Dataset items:
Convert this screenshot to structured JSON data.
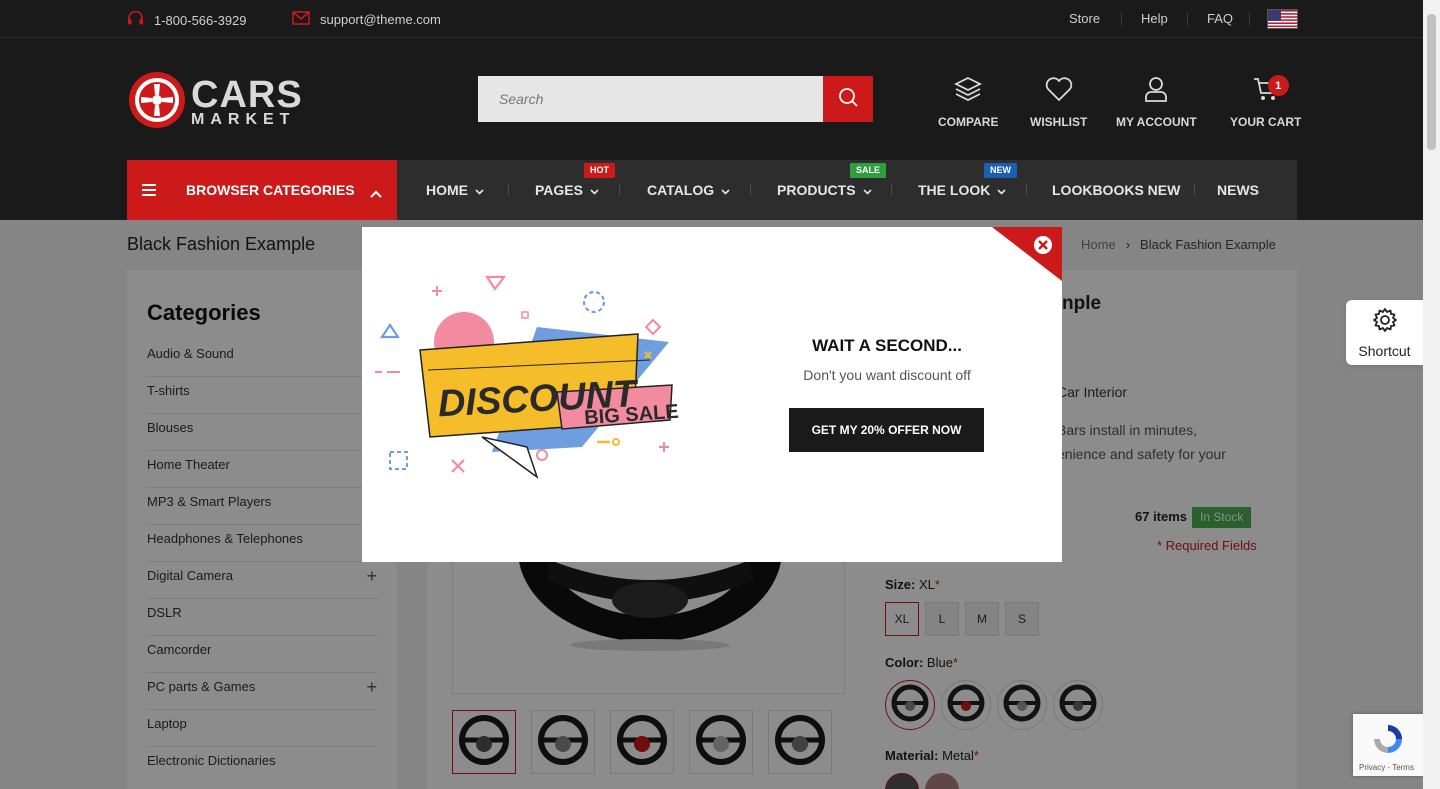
{
  "topbar": {
    "phone": "1-800-566-3929",
    "email": "support@theme.com",
    "links": [
      "Store",
      "Help",
      "FAQ"
    ]
  },
  "header": {
    "logo_line1": "CARS",
    "logo_line2": "MARKET",
    "search_placeholder": "Search",
    "icons": {
      "compare": "COMPARE",
      "wishlist": "WISHLIST",
      "account": "MY ACCOUNT",
      "cart": "YOUR CART",
      "cart_count": "1"
    }
  },
  "nav": {
    "categories_label": "BROWSER CATEGORIES",
    "items": [
      {
        "label": "HOME",
        "has_dropdown": true
      },
      {
        "label": "PAGES",
        "has_dropdown": true,
        "badge": "HOT",
        "badge_color": "#cc1a1a"
      },
      {
        "label": "CATALOG",
        "has_dropdown": true
      },
      {
        "label": "PRODUCTS",
        "has_dropdown": true,
        "badge": "SALE",
        "badge_color": "#2e9e3e"
      },
      {
        "label": "THE LOOK",
        "has_dropdown": true,
        "badge": "NEW",
        "badge_color": "#1a5fb4"
      },
      {
        "label": "LOOKBOOKS NEW",
        "has_dropdown": false
      },
      {
        "label": "NEWS",
        "has_dropdown": false
      }
    ]
  },
  "page": {
    "title": "Black Fashion Example",
    "breadcrumb": {
      "home": "Home",
      "separator": "›",
      "current": "Black Fashion Example"
    }
  },
  "sidebar": {
    "title": "Categories",
    "items": [
      {
        "label": "Audio & Sound",
        "expandable": false
      },
      {
        "label": "T-shirts",
        "expandable": false
      },
      {
        "label": "Blouses",
        "expandable": false
      },
      {
        "label": "Home Theater",
        "expandable": false
      },
      {
        "label": "MP3 & Smart Players",
        "expandable": false
      },
      {
        "label": "Headphones & Telephones",
        "expandable": false
      },
      {
        "label": "Digital Camera",
        "expandable": true
      },
      {
        "label": "DSLR",
        "expandable": false
      },
      {
        "label": "Camcorder",
        "expandable": false
      },
      {
        "label": "PC parts & Games",
        "expandable": true
      },
      {
        "label": "Laptop",
        "expandable": false
      },
      {
        "label": "Electronic Dictionaries",
        "expandable": false
      }
    ],
    "plus_symbol": "+"
  },
  "product": {
    "name_partial": "nple",
    "category_partial": "Car Interior",
    "desc_line1": "Bars install in minutes,",
    "desc_line2": "enience and safety for your",
    "stock_count": "67 items",
    "stock_status": "In Stock",
    "required_note": "* Required Fields",
    "size": {
      "label": "Size:",
      "value": "XL",
      "options": [
        "XL",
        "L",
        "M",
        "S"
      ],
      "selected": "XL"
    },
    "color": {
      "label": "Color:",
      "value": "Blue",
      "swatch_accents": [
        "#888888",
        "#cc1a1a",
        "#9a9a9a",
        "#666666"
      ],
      "selected_index": 0
    },
    "material": {
      "label": "Material:",
      "value": "Metal"
    },
    "required_mark": "*",
    "thumbnail_accents": [
      "#555555",
      "#888888",
      "#cc1a1a",
      "#b5b5b5",
      "#777777"
    ],
    "selected_thumbnail": 0
  },
  "popup": {
    "title": "WAIT A SECOND...",
    "subtitle": "Don't you want discount off",
    "button": "GET MY 20% OFFER NOW",
    "art_text_main": "DISCOUNT",
    "art_text_sub": "BIG SALE"
  },
  "shortcut": {
    "label": "Shortcut"
  },
  "recaptcha": {
    "terms": "Privacy - Terms"
  },
  "colors": {
    "accent": "#cc1a1a",
    "dark": "#1a1a1a",
    "stock_green": "#4caf50"
  }
}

EXERCISE DIRECTIONS: Collect the lines of the data that carry the word "Fashion".

RESULT OF THIS EXERCISE:
    "title": "Black Fashion Example",
      "current": "Black Fashion Example"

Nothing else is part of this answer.